* OBJECTIVE *
Report the number of lines that include "come", with no additional text.

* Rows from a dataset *
□ □ □ □

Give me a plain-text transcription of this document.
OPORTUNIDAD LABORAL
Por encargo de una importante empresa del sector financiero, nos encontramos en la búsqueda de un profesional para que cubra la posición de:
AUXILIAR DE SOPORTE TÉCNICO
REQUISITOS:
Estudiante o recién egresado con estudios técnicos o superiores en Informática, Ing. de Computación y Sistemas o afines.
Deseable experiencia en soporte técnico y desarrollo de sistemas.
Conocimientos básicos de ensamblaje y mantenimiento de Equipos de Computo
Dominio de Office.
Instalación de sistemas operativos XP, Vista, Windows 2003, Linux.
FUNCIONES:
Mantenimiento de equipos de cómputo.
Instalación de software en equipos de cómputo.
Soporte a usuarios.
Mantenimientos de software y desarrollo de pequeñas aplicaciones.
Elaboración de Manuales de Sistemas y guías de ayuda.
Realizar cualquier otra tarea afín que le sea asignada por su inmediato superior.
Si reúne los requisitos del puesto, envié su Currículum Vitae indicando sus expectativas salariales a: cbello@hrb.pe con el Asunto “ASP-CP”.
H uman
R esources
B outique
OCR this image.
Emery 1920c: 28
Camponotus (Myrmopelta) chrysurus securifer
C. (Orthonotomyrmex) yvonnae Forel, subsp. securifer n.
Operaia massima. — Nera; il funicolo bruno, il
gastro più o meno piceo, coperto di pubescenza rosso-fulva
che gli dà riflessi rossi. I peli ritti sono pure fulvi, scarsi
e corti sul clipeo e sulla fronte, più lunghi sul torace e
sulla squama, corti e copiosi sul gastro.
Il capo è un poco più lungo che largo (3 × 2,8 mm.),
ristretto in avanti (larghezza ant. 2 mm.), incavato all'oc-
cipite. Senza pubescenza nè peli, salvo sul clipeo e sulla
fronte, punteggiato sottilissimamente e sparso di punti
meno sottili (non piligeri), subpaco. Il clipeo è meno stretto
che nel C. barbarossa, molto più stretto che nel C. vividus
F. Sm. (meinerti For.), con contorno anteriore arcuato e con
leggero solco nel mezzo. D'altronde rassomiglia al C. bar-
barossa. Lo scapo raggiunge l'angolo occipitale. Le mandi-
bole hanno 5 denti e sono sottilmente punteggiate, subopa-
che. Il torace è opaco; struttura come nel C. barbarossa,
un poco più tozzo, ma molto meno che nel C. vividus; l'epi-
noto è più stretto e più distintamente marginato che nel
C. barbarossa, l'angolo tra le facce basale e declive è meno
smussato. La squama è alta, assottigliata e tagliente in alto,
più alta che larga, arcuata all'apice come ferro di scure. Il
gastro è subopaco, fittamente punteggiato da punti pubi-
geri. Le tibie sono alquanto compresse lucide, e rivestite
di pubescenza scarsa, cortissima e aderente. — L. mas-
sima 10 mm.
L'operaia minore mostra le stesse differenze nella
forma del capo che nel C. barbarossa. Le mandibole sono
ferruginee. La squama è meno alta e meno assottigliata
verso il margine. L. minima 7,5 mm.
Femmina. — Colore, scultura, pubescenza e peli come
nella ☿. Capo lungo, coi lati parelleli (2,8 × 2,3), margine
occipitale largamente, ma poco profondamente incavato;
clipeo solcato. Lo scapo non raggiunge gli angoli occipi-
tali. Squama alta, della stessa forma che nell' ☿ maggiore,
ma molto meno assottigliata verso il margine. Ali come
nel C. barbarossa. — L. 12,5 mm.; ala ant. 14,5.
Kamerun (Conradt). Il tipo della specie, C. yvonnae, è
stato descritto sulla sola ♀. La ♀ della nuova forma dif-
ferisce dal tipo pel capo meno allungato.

□ □ □ □

* FULL SOLUTION *
4